**Estratto fornito**.
»»

Dopo l’avvocato cieco che fa parkour, l’investigatrice alcolizzata e con qualche problema sociale, l’armadio a due ante anti proiettile è ora il turno del biondino milionario ed un poco fesso. Presentati così forse non paiono la miglior squadra messa in campo dalla Marvel, eppure ci stiamo riferendo nientepopodimeno che a Daredevil, Jessica Jones, Luke Cage e Iron Fist.

Ed è appunto quest’ultima l’ultima fatica targata Netflix. Prima ancora che uscisse erano stati mostrati in anteprima a pochi prediletti i primi 6 episodi e le recensioni non parevano presagire il solito buon prodotto del connubio Marvel-Netflix, si parlava di mancanza di trama, eccessiva lentezza.

Ora che sono giunta alla conclusione di uno sfrenato Binge Watching, a discapito di studio e vita sociale (ma per il blog questo ed altro), posso dire che, si certamente non si avvicina nemmeno al livello del cugino Diavolo di Hell’s Kitchen, eppure l’ho trovato comunque un prodotto apprezzabile, non certo privo di pecche, ma nemmeno da 18-100 come lo ha marchiato Rotten Tomatoes.

Effettivamente il personaggio di Danny non è tra i più memorabili ed i primi episodi impiegano non poco tempo ad ingranare la marcia, ma è anche vero che, personalmente, la lentezza non disturba mi mai eccessivamente (infatti apprezzai anche la seconda stagione di True Detective), inoltre ci troviamo sempre di fronte alla fotografia che aveva caratterizzato anche gli altri tre difensori, in cui i colori ambrati e quelli scuri prevalgono ed impacchettano un ambiente tetro e corrotto, in cui la criminalità dilaga. Un luogo in cui prevalgono le tenebre, ma in cui, nonostante tutto, vi sono anche degli spiragli di luce, come ci fanno notare Coleen e Danny in uno dei dialoghi. La città è quindi facilmente riconoscibile e riconducibile alle altre tre serie.

««

**Dati disponibili**.

»»

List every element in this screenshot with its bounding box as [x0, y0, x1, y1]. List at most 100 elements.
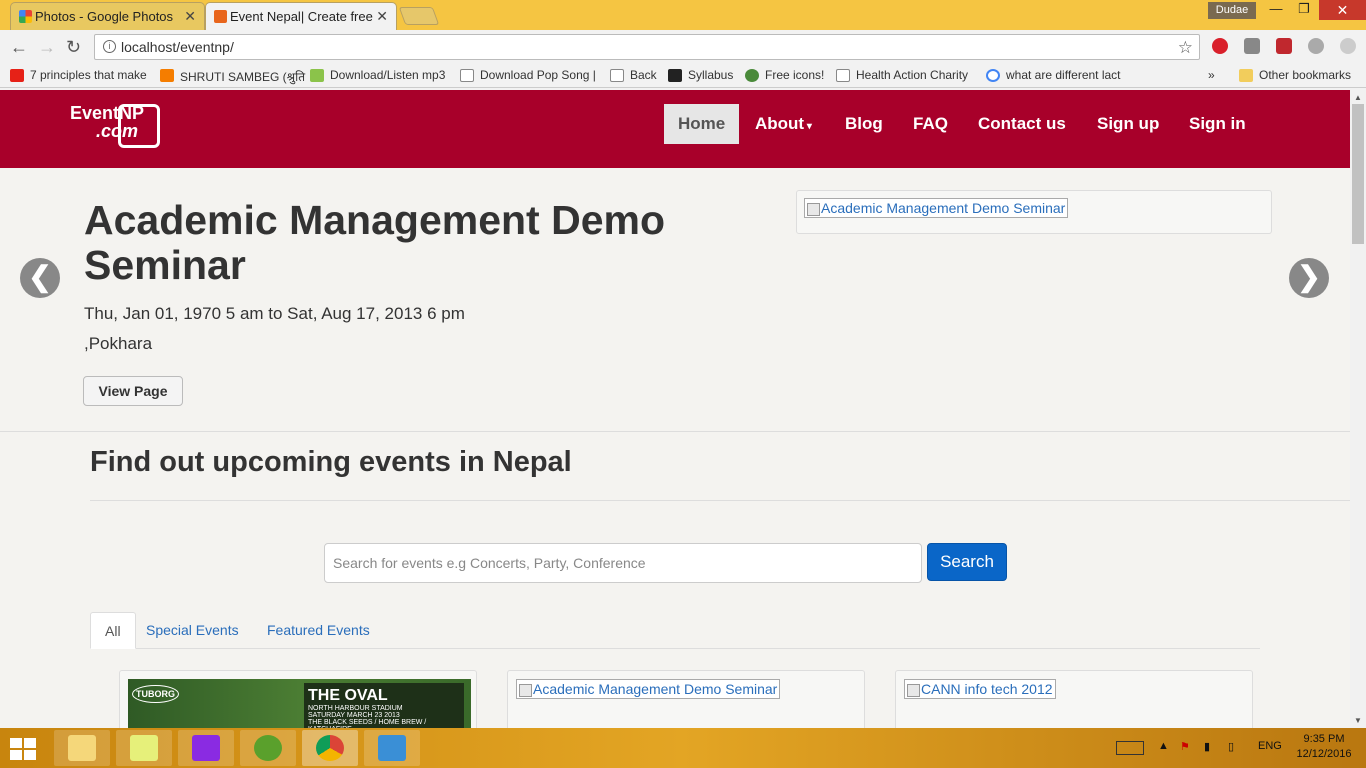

««

**Compiti da svolgere**.
- a) Elenca i quattro personaggi Marvel nominati nella recensione di Iron Fist.
- b) Copia dalla recensione di Iron Fist il passo che va da "Effettivamente il personaggio" a "altre tre serie.".
- c) Riscrivi come elenco puntato il paragrafo della recensione di Iron Fist che inizia con "Effettivamente il personaggio di Danny", conservandone i fatti principali.
Il materiale non serve per svolgere i compiti.

**Risultati attesi**.
- a) Daredevil, Jessica Jones, Luke Cage, Iron Fist

- b)
Effettivamente il personaggio di Danny non è tra i più memorabili ed i primi episodi impiegano non poco tempo ad ingranare la marcia, ma è anche vero che, personalmente, la lentezza non disturba mi mai eccessivamente (infatti apprezzai anche la seconda stagione di True Detective), inoltre ci troviamo sempre di fronte alla fotografia che aveva caratterizzato anche gli altri tre difensori, in cui i colori ambrati e quelli scuri prevalgono ed impacchettano un ambiente tetro e corrotto, in cui la criminalità dilaga. Un luogo in cui prevalgono le tenebre, ma in cui, nonostante tutto, vi sono anche degli spiragli di luce, come ci fanno notare Coleen e Danny in uno dei dialoghi. La città è quindi facilmente riconoscibile e riconducibile alle altre tre serie.

- c)
- Il personaggio di Danny non è tra i più memorabili.
- I primi episodi impiegano parecchio tempo a ingranare.
- A chi scrive la lentezza non dà mai troppo fastidio: ha apprezzato anche la seconda stagione di True Detective.
- La fotografia è la stessa degli altri tre difensori. Prevalgono colori ambrati e scuri, che racchiudono un ambiente tetro e corrotto dove la criminalità dilaga.
- Nel luogo prevalgono le tenebre, ma ci sono anche spiragli di luce, come fanno notare Coleen e Danny in un dialogo.
- La città si riconosce facilmente e si ricollega alle altre tre serie.